EXERCISE TASK:
Carry none of the pictures over; write out the complete data exactly.

DATA IN THIS EXERCISE:
┏━━

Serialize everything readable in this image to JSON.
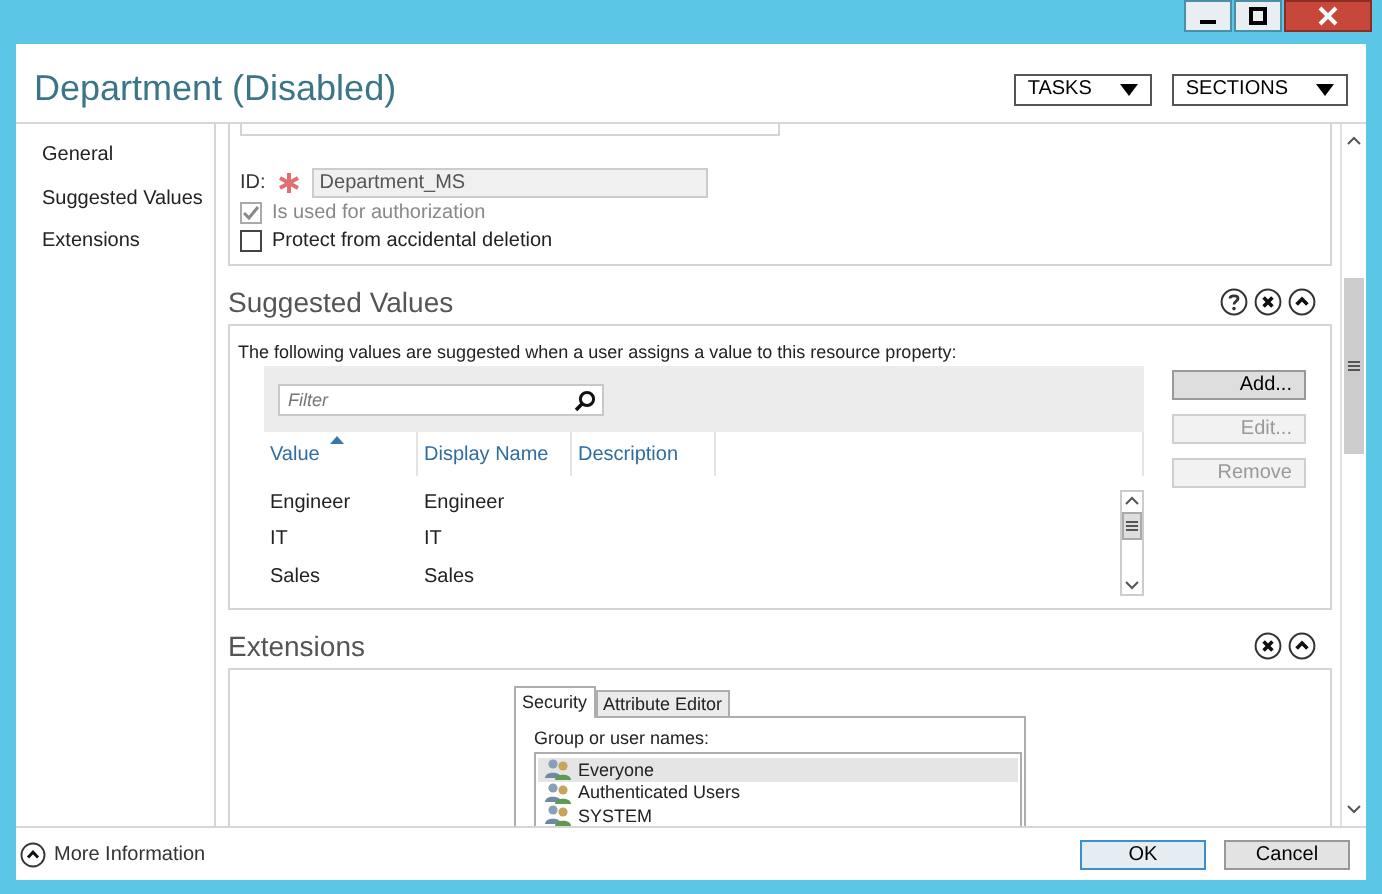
{
  "window": {
    "title": "Department (Disabled)"
  },
  "header_buttons": [
    {
      "label": "TASKS"
    },
    {
      "label": "SECTIONS"
    }
  ],
  "sidebar": {
    "items": [
      {
        "label": "General"
      },
      {
        "label": "Suggested Values"
      },
      {
        "label": "Extensions"
      }
    ]
  },
  "general": {
    "id_label": "ID:",
    "id_value": "Department_MS",
    "checkboxes": [
      {
        "label": "Is used for authorization",
        "checked": true,
        "disabled": true
      },
      {
        "label": "Protect from accidental deletion",
        "checked": false,
        "disabled": false
      }
    ]
  },
  "suggested_values": {
    "title": "Suggested Values",
    "description": "The following values are suggested when a user assigns a value to this resource property:",
    "filter": {
      "placeholder": "Filter"
    },
    "columns": [
      {
        "label": "Value",
        "sorted": true
      },
      {
        "label": "Display Name",
        "sorted": false
      },
      {
        "label": "Description",
        "sorted": false
      }
    ],
    "rows": [
      [
        "Engineer",
        "Engineer"
      ],
      [
        "IT",
        "IT"
      ],
      [
        "Sales",
        "Sales"
      ]
    ],
    "buttons": [
      {
        "label": "Add...",
        "disabled": false
      },
      {
        "label": "Edit...",
        "disabled": true
      },
      {
        "label": "Remove",
        "disabled": true
      }
    ]
  },
  "extensions": {
    "title": "Extensions",
    "tabs": [
      {
        "label": "Security",
        "selected": true
      },
      {
        "label": "Attribute Editor",
        "selected": false
      }
    ],
    "group_label": "Group or user names:",
    "users": [
      {
        "name": "Everyone",
        "selected": true
      },
      {
        "name": "Authenticated Users",
        "selected": false
      },
      {
        "name": "SYSTEM",
        "selected": false
      }
    ]
  },
  "footer": {
    "more_information": "More Information",
    "buttons": [
      {
        "label": "OK"
      },
      {
        "label": "Cancel"
      }
    ]
  }
}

┗━━

EXPECTED ANSWER:
Serialize everything readable in this image to JSON.
{
  "window": {
    "title": "Department (Disabled)"
  },
  "header_buttons": [
    {
      "label": "TASKS"
    },
    {
      "label": "SECTIONS"
    }
  ],
  "sidebar": {
    "items": [
      {
        "label": "General"
      },
      {
        "label": "Suggested Values"
      },
      {
        "label": "Extensions"
      }
    ]
  },
  "general": {
    "id_label": "ID:",
    "id_value": "Department_MS",
    "checkboxes": [
      {
        "label": "Is used for authorization",
        "checked": true,
        "disabled": true
      },
      {
        "label": "Protect from accidental deletion",
        "checked": false,
        "disabled": false
      }
    ]
  },
  "suggested_values": {
    "title": "Suggested Values",
    "description": "The following values are suggested when a user assigns a value to this resource property:",
    "filter": {
      "placeholder": "Filter"
    },
    "columns": [
      {
        "label": "Value",
        "sorted": true
      },
      {
        "label": "Display Name",
        "sorted": false
      },
      {
        "label": "Description",
        "sorted": false
      }
    ],
    "rows": [
      [
        "Engineer",
        "Engineer"
      ],
      [
        "IT",
        "IT"
      ],
      [
        "Sales",
        "Sales"
      ]
    ],
    "buttons": [
      {
        "label": "Add...",
        "disabled": false
      },
      {
        "label": "Edit...",
        "disabled": true
      },
      {
        "label": "Remove",
        "disabled": true
      }
    ]
  },
  "extensions": {
    "title": "Extensions",
    "tabs": [
      {
        "label": "Security",
        "selected": true
      },
      {
        "label": "Attribute Editor",
        "selected": false
      }
    ],
    "group_label": "Group or user names:",
    "users": [
      {
        "name": "Everyone",
        "selected": true
      },
      {
        "name": "Authenticated Users",
        "selected": false
      },
      {
        "name": "SYSTEM",
        "selected": false
      }
    ]
  },
  "footer": {
    "more_information": "More Information",
    "buttons": [
      {
        "label": "OK"
      },
      {
        "label": "Cancel"
      }
    ]
  }
}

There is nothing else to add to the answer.